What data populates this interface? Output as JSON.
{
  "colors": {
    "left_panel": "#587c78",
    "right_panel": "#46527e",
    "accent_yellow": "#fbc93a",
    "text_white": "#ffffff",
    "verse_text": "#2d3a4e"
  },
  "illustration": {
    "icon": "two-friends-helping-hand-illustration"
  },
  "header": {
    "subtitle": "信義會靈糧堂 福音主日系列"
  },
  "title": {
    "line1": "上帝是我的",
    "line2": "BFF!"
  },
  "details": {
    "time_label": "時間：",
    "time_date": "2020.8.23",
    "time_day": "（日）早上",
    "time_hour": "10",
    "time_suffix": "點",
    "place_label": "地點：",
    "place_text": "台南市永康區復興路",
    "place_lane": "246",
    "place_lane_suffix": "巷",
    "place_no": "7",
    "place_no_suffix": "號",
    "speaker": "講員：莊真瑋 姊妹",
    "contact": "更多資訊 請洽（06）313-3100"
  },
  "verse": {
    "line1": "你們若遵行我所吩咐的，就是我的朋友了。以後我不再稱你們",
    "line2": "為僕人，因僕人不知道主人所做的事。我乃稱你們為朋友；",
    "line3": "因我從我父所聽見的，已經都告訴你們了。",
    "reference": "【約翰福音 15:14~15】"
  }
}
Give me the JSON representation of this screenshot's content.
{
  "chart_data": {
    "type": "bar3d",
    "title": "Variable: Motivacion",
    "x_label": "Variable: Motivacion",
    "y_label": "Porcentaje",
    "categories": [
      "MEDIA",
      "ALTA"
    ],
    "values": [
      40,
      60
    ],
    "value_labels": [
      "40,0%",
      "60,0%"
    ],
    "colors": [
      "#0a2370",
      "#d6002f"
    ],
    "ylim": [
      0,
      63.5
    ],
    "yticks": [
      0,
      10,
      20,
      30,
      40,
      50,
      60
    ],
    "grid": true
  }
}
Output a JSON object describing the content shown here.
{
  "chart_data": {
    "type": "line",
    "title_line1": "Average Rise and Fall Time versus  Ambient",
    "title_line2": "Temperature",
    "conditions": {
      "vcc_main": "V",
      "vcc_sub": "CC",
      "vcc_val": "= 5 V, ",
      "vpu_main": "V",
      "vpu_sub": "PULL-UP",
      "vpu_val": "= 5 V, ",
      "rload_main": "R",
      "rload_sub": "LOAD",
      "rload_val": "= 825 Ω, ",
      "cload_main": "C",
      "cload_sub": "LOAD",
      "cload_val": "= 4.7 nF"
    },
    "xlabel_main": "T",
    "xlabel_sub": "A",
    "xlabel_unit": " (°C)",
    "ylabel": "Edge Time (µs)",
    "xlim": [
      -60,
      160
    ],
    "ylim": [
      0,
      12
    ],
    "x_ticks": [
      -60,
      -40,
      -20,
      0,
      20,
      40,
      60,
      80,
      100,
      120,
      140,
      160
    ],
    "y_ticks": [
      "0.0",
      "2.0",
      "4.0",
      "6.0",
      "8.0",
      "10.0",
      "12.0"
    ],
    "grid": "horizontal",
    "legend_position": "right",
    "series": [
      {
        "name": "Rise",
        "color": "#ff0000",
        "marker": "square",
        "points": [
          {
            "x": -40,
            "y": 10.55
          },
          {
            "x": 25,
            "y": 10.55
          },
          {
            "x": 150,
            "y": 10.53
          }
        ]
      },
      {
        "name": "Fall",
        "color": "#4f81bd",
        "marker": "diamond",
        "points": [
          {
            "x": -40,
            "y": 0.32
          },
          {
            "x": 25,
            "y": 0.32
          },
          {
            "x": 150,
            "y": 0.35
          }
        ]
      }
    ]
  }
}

════════════════

▶ _Exercise description_: Locate all lines holding the word "illustration", then copy them out.

▶ _Result for this task_:
  "illustration": {
    "icon": "two-friends-helping-hand-illustration"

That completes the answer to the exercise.